=== Task goal ===
From the records below, copy every line that contains the word "JSON".

Dataset records
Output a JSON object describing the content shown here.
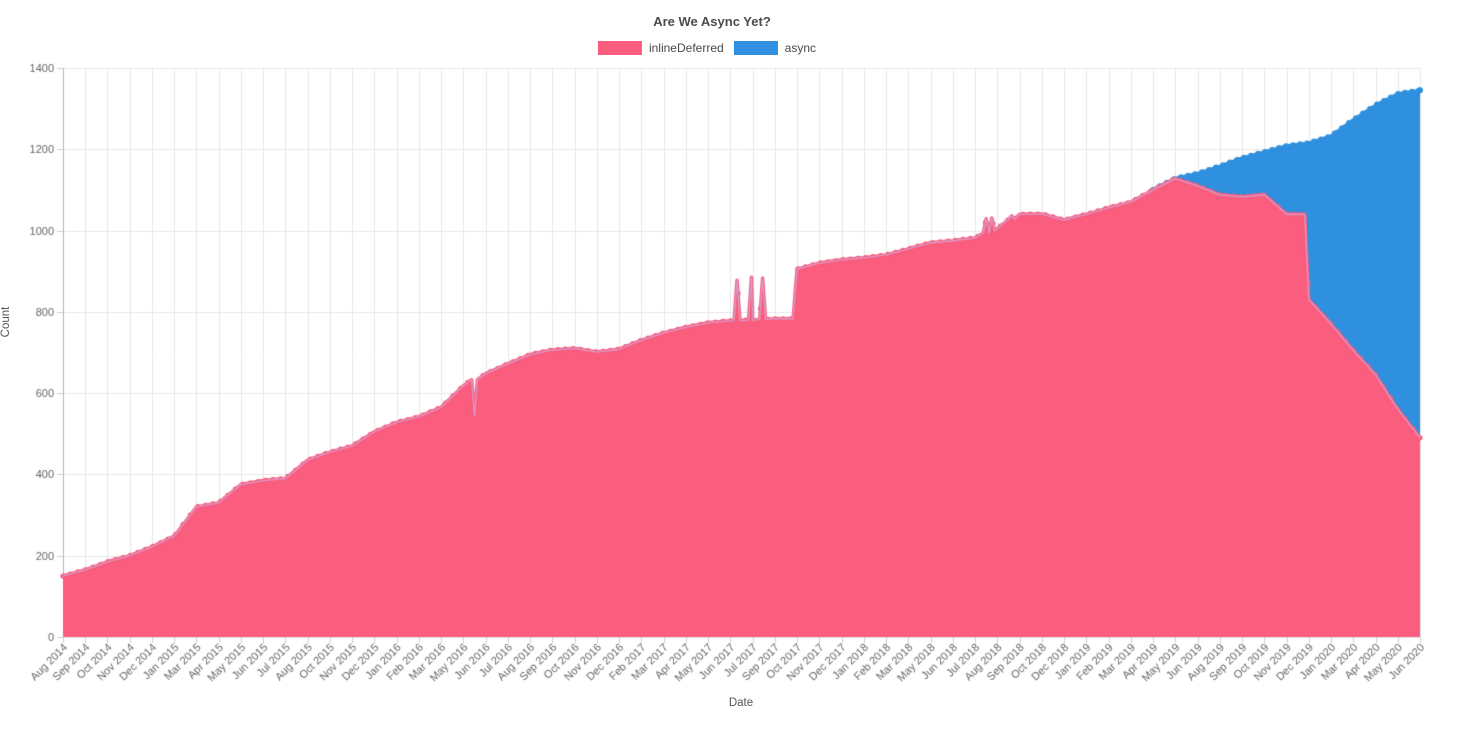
{
  "page": {
    "background": "#ffffff"
  },
  "header": {
    "title": "Are We Async Yet?"
  },
  "legend": [
    {
      "label": "inlineDeferred",
      "color": "#FA5D7D"
    },
    {
      "label": "async",
      "color": "#2E90DE"
    }
  ],
  "axes": {
    "x_title": "Date",
    "y_title": "Count",
    "y_ticks": [
      0,
      200,
      400,
      600,
      800,
      1000,
      1200,
      1400
    ]
  },
  "chart_data": {
    "type": "area",
    "stacked": true,
    "title": "Are We Async Yet?",
    "xlabel": "Date",
    "ylabel": "Count",
    "ylim": [
      0,
      1400
    ],
    "grid": true,
    "legend_position": "top",
    "colors": {
      "inlineDeferred": "#FA5D7D",
      "async": "#2E90DE",
      "inline_edge_line": "#D1A6D8",
      "gridline": "#e7e7e7",
      "axis_line": "#b5b5b5",
      "tick_text": "#666666"
    },
    "categories": [
      "Aug 2014",
      "Sep 2014",
      "Oct 2014",
      "Nov 2014",
      "Dec 2014",
      "Jan 2015",
      "Mar 2015",
      "Apr 2015",
      "May 2015",
      "Jun 2015",
      "Jul 2015",
      "Aug 2015",
      "Oct 2015",
      "Nov 2015",
      "Dec 2015",
      "Jan 2016",
      "Feb 2016",
      "Mar 2016",
      "May 2016",
      "Jun 2016",
      "Jul 2016",
      "Aug 2016",
      "Sep 2016",
      "Oct 2016",
      "Nov 2016",
      "Dec 2016",
      "Feb 2017",
      "Mar 2017",
      "Apr 2017",
      "May 2017",
      "Jun 2017",
      "Jul 2017",
      "Sep 2017",
      "Oct 2017",
      "Nov 2017",
      "Dec 2017",
      "Jan 2018",
      "Feb 2018",
      "Mar 2018",
      "May 2018",
      "Jun 2018",
      "Jul 2018",
      "Aug 2018",
      "Sep 2018",
      "Oct 2018",
      "Dec 2018",
      "Jan 2019",
      "Feb 2019",
      "Mar 2019",
      "Apr 2019",
      "May 2019",
      "Jun 2019",
      "Aug 2019",
      "Sep 2019",
      "Oct 2019",
      "Nov 2019",
      "Dec 2019",
      "Jan 2020",
      "Mar 2020",
      "Apr 2020",
      "May 2020",
      "Jun 2020"
    ],
    "series": [
      {
        "name": "inlineDeferred",
        "color": "#FA5D7D",
        "values": [
          150,
          165,
          185,
          200,
          222,
          248,
          320,
          330,
          375,
          385,
          390,
          435,
          455,
          470,
          505,
          528,
          542,
          565,
          618,
          648,
          672,
          695,
          706,
          710,
          701,
          708,
          730,
          748,
          762,
          773,
          778,
          780,
          783,
          905,
          920,
          928,
          933,
          940,
          955,
          970,
          975,
          982,
          1005,
          1040,
          1041,
          1026,
          1040,
          1056,
          1070,
          1100,
          1128,
          1110,
          1088,
          1083,
          1088,
          1040,
          830,
          770,
          705,
          645,
          560,
          490
        ],
        "sub_tick_spikes": [
          {
            "i": 18.5,
            "v": 543
          },
          {
            "i": 30.3,
            "v": 878
          },
          {
            "i": 30.95,
            "v": 885
          },
          {
            "i": 31.45,
            "v": 883
          },
          {
            "i": 41.5,
            "v": 1029
          },
          {
            "i": 41.75,
            "v": 1031
          },
          {
            "i": 42.65,
            "v": 1036
          }
        ]
      },
      {
        "name": "async",
        "color": "#2E90DE",
        "values": [
          0,
          0,
          0,
          0,
          0,
          0,
          0,
          0,
          0,
          0,
          0,
          0,
          0,
          0,
          0,
          0,
          0,
          0,
          0,
          0,
          0,
          0,
          0,
          0,
          0,
          0,
          0,
          0,
          0,
          0,
          0,
          0,
          0,
          0,
          0,
          0,
          0,
          0,
          0,
          0,
          0,
          0,
          0,
          0,
          0,
          0,
          0,
          0,
          0,
          0,
          0,
          30,
          70,
          95,
          105,
          168,
          385,
          462,
          567,
          663,
          776,
          855
        ],
        "sub_tick_spikes": []
      }
    ]
  }
}
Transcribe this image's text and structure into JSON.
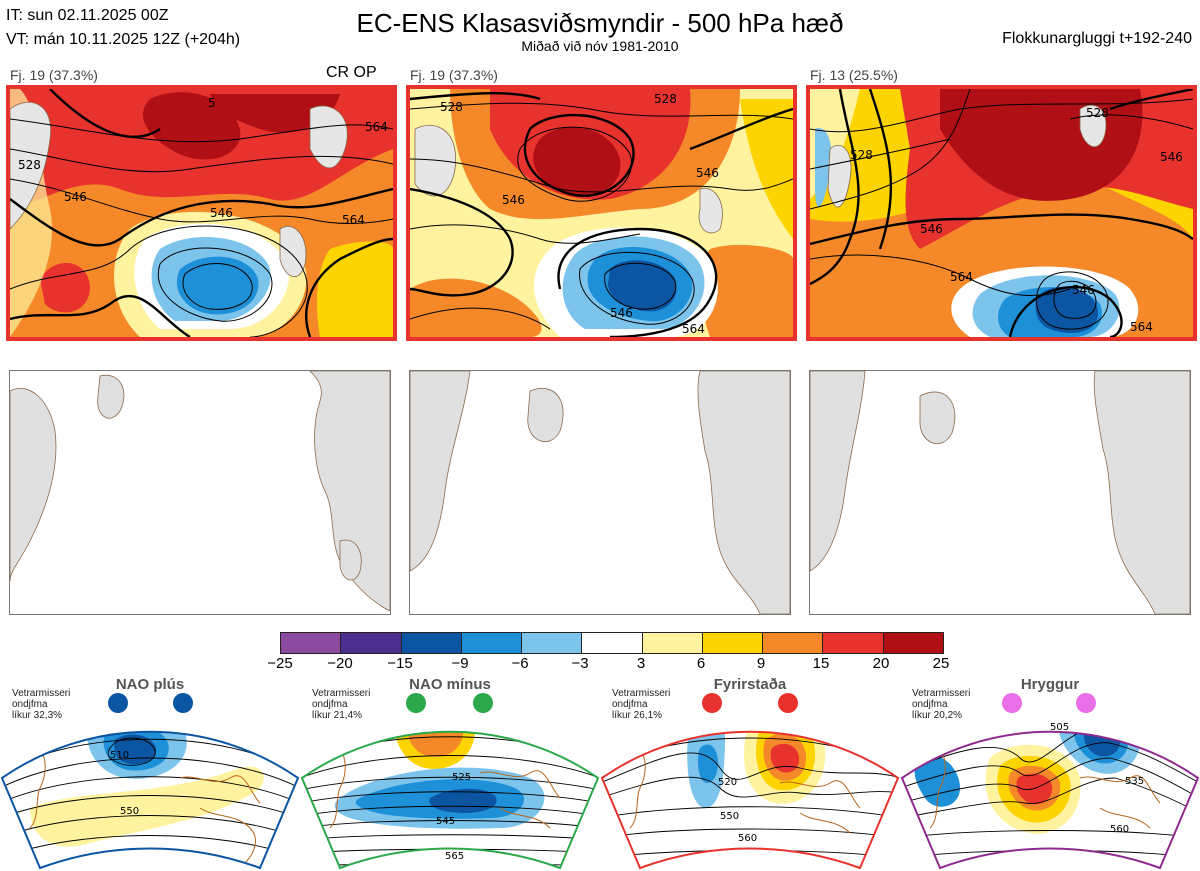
{
  "header": {
    "it_line": "IT: sun 02.11.2025 00Z",
    "vt_line": "VT: mán 10.11.2025 12Z  (+204h)",
    "title": "EC-ENS Klasasviðsmyndir - 500 hPa hæð",
    "subtitle": "Miðað við nóv 1981-2010",
    "window": "Flokkunargluggi t+192-240"
  },
  "clusters": [
    {
      "label": "Fj. 19 (37.3%)",
      "tag": "CR OP",
      "contours": [
        "528",
        "546",
        "546",
        "564",
        "564",
        "5"
      ]
    },
    {
      "label": "Fj. 19 (37.3%)",
      "tag": "",
      "contours": [
        "528",
        "528",
        "546",
        "546",
        "546",
        "564"
      ]
    },
    {
      "label": "Fj. 13 (25.5%)",
      "tag": "",
      "contours": [
        "528",
        "528",
        "546",
        "546",
        "546",
        "564",
        "564"
      ]
    }
  ],
  "colorbar": {
    "ticks": [
      "−25",
      "−20",
      "−15",
      "−9",
      "−6",
      "−3",
      "3",
      "6",
      "9",
      "15",
      "20",
      "25"
    ],
    "colors": [
      "#8b4a9e",
      "#4b2f8f",
      "#0b55a3",
      "#1e90d8",
      "#7cc4ec",
      "#ffffff",
      "#fff3a0",
      "#fdd400",
      "#f5892a",
      "#e8322d",
      "#b01015"
    ]
  },
  "regimes": [
    {
      "name": "NAO plús",
      "season": "Vetrarmisseri",
      "pattern": "ondjfma",
      "prob": "líkur 32,3%",
      "color": "#0b55a3",
      "contours": [
        "510",
        "550"
      ]
    },
    {
      "name": "NAO mínus",
      "season": "Vetrarmisseri",
      "pattern": "ondjfma",
      "prob": "líkur 21,4%",
      "color": "#2aa84a",
      "contours": [
        "525",
        "545",
        "565"
      ]
    },
    {
      "name": "Fyrirstaða",
      "season": "Vetrarmisseri",
      "pattern": "ondjfma",
      "prob": "líkur 26,1%",
      "color": "#e8322d",
      "contours": [
        "520",
        "550",
        "560"
      ]
    },
    {
      "name": "Hryggur",
      "season": "Vetrarmisseri",
      "pattern": "ondjfma",
      "prob": "líkur 20,2%",
      "color": "#8e2a8e",
      "contours": [
        "505",
        "535",
        "560"
      ]
    }
  ]
}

=== Written response ===
Output a JSON object describing the content shown here.
Transcribe this image's text and structure into JSON.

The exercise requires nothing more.